>> BEGIN Exercise material

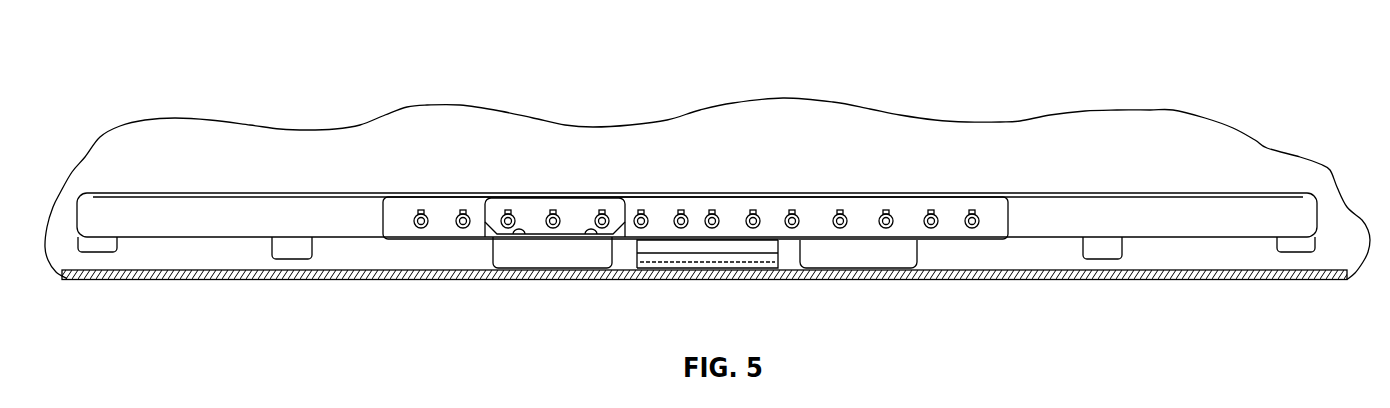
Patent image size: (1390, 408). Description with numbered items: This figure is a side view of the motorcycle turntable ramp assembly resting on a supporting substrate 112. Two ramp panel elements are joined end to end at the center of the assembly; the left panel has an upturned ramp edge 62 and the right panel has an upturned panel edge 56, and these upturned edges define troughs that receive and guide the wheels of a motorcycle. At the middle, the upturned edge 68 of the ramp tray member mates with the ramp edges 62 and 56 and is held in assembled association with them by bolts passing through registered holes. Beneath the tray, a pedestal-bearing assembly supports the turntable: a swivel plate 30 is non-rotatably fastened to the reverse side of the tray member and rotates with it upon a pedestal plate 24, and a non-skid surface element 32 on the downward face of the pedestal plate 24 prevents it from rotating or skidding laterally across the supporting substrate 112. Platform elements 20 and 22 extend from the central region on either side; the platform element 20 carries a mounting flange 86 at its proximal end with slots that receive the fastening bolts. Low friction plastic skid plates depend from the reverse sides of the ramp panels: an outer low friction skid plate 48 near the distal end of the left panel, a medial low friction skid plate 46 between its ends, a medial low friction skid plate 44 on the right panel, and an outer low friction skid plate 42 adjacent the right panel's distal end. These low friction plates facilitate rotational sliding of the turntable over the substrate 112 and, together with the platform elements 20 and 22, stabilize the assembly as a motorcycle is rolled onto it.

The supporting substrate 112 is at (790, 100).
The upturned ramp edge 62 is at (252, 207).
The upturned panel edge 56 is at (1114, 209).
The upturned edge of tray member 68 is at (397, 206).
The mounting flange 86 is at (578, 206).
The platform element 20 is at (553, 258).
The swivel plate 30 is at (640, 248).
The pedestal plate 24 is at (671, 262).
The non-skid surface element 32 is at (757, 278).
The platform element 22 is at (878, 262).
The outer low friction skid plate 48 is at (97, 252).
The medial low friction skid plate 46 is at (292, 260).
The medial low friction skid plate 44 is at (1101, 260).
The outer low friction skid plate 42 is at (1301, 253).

>> END Exercise material
>> BEGIN Exercise material

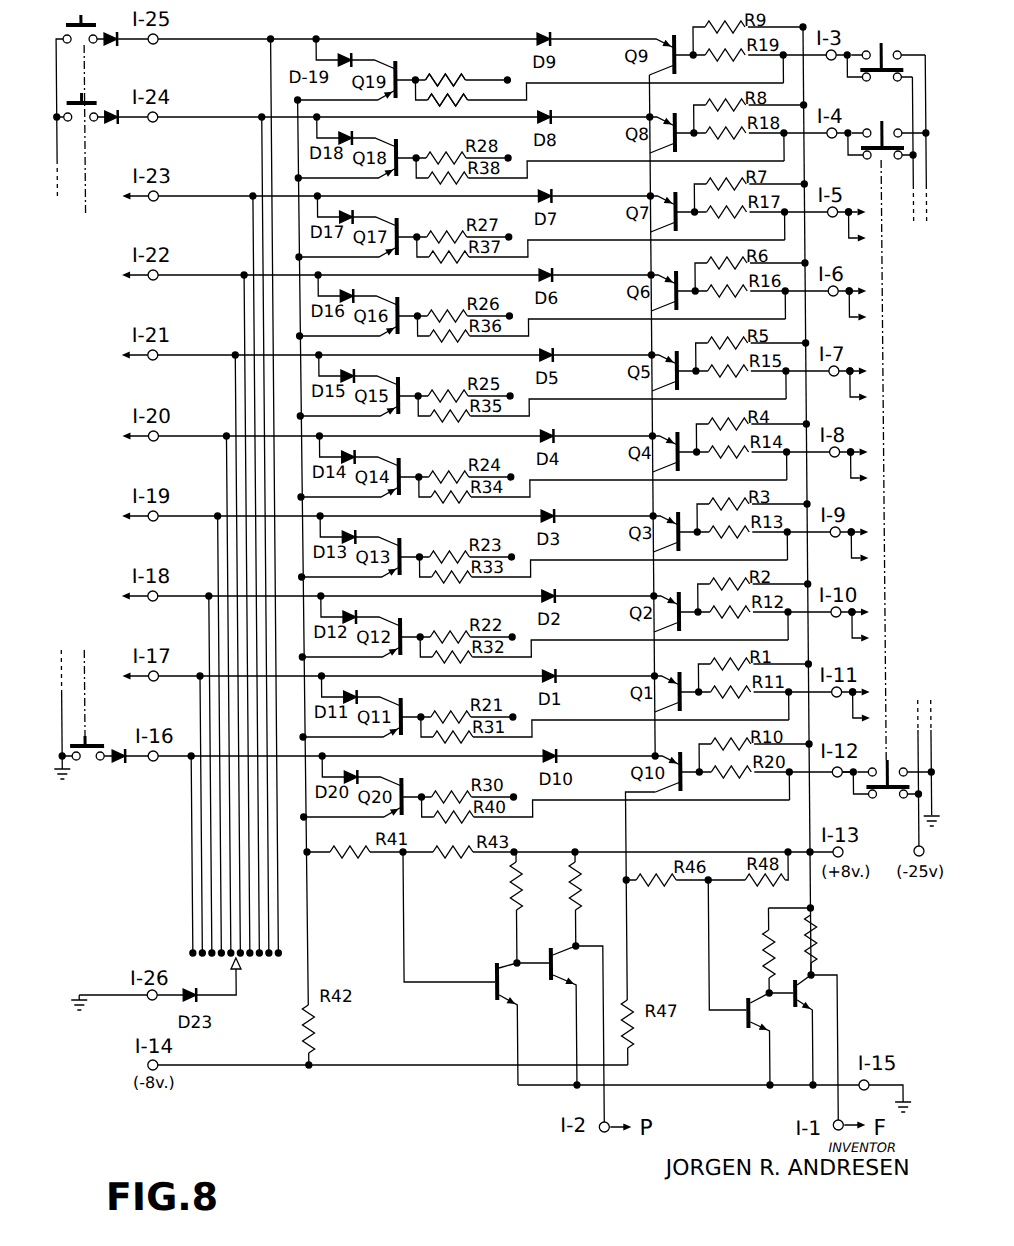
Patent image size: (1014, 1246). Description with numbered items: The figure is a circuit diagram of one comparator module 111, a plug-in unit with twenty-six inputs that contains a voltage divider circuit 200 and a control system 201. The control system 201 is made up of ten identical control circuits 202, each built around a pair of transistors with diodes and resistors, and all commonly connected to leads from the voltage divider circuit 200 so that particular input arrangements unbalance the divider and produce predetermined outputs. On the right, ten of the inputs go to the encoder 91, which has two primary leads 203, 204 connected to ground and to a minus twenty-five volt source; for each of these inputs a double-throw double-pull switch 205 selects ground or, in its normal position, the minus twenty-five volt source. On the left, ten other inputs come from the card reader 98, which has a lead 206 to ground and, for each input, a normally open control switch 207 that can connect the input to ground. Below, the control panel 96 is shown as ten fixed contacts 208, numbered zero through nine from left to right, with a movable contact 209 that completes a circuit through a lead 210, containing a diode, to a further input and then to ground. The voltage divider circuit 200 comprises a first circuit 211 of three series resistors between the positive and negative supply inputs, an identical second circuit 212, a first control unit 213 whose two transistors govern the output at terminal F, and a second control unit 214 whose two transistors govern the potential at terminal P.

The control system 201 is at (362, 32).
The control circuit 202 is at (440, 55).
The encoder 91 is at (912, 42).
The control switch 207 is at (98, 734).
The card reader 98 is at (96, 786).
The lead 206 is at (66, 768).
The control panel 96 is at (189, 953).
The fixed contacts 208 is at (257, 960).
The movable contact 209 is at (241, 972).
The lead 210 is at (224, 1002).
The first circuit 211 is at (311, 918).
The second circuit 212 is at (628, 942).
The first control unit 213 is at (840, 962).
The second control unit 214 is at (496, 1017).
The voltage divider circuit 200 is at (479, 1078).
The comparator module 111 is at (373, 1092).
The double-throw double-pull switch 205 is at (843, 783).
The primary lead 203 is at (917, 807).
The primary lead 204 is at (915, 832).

>> END Exercise material

= Short task =
Output the material as a Markdown table with the columns Row and Line, starting at the line that contains "Patent image size: (1014, 1246)." and stopping after the line that contains "The encoder 91 is at (912, 42).". Leave out blank lines.

= Solution to the exercise =
| Row | Line |
|---|---|
| 1 | Patent image size: (1014, 1246). Description with numbered items: The figure is a circuit diagram of one comparator module 111, a plug-in unit with twenty-six inputs that contains a voltage divider circuit 200 and a control system 201. The control system 201 is made up of ten identical control circuits 202, each built around a pair of transistors with diodes and resistors, and all commonly connected to leads from the voltage divider circuit 200 so that particular input arrangements unbalance the divider and produce predetermined outputs. On the right, ten of the inputs go to the encoder 91, which has two primary leads 203, 204 connected to ground and to a minus twenty-five volt source; for each of these inputs a double-throw double-pull switch 205 selects ground or, in its normal position, the minus twenty-five volt source. On the left, ten other inputs come from the card reader 98, which has a lead 206 to ground and, for each input, a normally open control switch 207 that can connect the input to ground. Below, the control panel 96 is shown as ten fixed contacts 208, numbered zero through nine from left to right, with a movable contact 209 that completes a circuit through a lead 210, containing a diode, to a further input and then to ground. The voltage divider circuit 200 comprises a first circuit 211 of three series resistors between the positive and negative supply inputs, an identical second circuit 212, a first control unit 213 whose two transistors govern the output at terminal F, and a second control unit 214 whose two transistors govern the potential at terminal P. |
| 2 | The control system 201 is at (362, 32). |
| 3 | The control circuit 202 is at (440, 55). |
| 4 | The encoder 91 is at (912, 42). |